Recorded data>
──────

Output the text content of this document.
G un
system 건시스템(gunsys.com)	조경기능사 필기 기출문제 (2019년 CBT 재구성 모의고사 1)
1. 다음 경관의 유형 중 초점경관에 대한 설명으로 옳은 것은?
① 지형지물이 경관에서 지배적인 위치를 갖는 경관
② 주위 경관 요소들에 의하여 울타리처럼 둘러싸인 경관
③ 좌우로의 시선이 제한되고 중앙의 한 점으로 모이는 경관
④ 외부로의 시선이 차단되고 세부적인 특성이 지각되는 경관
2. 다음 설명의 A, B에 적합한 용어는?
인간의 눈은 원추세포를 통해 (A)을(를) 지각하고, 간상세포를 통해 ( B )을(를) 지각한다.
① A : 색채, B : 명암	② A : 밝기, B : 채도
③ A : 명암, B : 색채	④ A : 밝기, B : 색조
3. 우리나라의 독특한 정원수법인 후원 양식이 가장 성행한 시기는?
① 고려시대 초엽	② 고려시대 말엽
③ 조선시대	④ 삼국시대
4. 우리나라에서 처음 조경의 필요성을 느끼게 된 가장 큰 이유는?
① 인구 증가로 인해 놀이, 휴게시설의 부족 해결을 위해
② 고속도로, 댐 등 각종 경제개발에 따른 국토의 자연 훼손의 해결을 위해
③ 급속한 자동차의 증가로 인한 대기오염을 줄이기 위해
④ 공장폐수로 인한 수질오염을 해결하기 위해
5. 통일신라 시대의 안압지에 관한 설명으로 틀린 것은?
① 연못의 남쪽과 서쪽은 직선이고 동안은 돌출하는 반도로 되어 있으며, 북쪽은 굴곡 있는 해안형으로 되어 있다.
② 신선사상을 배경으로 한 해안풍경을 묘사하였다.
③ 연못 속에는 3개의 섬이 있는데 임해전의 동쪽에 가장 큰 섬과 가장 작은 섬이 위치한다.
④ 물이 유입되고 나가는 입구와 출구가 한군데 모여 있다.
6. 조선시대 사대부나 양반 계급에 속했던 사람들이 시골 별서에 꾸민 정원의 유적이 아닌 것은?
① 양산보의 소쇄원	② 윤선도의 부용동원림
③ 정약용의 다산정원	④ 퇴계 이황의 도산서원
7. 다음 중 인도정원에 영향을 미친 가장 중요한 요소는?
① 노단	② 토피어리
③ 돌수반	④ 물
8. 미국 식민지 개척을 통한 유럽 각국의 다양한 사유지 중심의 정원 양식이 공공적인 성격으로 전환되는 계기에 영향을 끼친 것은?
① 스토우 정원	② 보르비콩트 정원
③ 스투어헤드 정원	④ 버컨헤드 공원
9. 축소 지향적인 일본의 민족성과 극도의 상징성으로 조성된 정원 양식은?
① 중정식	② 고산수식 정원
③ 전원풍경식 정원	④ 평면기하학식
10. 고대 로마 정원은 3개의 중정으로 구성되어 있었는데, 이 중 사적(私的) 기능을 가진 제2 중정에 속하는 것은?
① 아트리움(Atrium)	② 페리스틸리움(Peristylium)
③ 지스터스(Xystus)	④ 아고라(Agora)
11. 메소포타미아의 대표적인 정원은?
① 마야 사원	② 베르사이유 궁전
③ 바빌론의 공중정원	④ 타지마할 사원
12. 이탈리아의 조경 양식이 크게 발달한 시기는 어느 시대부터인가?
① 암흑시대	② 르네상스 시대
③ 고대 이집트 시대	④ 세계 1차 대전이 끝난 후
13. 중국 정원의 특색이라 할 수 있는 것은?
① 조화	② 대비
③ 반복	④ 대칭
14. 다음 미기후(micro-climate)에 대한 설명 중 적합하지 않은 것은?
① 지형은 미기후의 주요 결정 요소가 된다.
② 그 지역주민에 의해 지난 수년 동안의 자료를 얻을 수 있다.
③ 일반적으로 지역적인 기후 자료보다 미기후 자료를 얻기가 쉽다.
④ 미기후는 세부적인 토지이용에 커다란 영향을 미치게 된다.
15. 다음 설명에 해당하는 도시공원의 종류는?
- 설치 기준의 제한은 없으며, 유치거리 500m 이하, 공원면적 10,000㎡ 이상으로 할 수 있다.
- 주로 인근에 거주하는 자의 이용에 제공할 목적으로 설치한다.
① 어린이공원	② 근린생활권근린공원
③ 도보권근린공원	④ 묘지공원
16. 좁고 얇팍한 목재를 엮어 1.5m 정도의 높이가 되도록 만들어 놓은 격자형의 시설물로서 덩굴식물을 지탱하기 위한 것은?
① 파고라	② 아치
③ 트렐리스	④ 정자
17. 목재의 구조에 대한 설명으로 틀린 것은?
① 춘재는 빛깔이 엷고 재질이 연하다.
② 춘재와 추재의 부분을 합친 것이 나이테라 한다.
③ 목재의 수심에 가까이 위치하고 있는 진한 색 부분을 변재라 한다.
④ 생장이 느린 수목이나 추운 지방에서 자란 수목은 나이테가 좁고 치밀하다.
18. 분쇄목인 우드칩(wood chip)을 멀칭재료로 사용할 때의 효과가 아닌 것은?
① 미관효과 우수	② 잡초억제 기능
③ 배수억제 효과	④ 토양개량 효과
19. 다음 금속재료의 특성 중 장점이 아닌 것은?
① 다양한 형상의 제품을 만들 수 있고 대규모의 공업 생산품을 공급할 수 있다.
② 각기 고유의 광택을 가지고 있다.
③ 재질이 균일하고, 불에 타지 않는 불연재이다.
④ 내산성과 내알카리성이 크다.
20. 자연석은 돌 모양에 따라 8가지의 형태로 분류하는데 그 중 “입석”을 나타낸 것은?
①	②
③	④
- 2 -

──────

What this task involves> All lines above with "조선시대" in them should be returned.

The solution>
③ 조선시대	④ 삼국시대
6. 조선시대 사대부나 양반 계급에 속했던 사람들이 시골 별서에 꾸민 정원의 유적이 아닌 것은?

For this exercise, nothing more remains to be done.